* [Entries]:
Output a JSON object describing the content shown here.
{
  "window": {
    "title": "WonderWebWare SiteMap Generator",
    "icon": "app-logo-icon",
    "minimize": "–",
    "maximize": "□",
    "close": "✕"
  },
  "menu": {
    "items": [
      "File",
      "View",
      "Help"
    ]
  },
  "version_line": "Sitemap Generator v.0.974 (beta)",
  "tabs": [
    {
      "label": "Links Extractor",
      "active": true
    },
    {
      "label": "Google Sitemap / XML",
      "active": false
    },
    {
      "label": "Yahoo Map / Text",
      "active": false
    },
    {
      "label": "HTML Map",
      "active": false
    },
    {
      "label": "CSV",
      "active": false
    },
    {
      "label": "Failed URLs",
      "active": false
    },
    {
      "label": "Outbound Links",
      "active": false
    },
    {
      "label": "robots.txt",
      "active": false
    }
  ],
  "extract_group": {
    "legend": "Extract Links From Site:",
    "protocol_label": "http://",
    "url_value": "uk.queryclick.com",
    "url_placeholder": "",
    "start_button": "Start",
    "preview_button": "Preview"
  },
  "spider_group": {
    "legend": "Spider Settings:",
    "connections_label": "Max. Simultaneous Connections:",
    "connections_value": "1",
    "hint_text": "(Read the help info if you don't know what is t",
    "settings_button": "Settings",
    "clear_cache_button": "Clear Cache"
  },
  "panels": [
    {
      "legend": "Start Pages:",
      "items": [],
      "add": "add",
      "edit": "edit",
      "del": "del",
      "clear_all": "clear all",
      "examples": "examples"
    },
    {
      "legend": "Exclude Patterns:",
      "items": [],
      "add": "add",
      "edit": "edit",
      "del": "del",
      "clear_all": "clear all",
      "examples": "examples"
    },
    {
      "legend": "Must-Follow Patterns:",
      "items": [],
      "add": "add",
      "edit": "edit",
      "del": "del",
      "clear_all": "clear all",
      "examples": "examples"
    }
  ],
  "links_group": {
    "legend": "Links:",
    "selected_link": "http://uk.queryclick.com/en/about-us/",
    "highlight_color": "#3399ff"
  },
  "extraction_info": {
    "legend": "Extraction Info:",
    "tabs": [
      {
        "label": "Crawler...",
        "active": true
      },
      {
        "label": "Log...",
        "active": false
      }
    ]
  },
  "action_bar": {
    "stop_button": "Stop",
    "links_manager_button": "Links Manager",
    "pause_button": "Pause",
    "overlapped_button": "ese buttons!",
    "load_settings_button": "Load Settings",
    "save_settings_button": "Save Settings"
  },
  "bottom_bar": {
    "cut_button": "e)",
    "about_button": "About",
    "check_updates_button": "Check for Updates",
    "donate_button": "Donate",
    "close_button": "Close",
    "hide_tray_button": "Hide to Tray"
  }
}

* [What is required]: Only a number is wanted here: how many lines in the data above include the string "Patterns"?

* [Written solution]: 2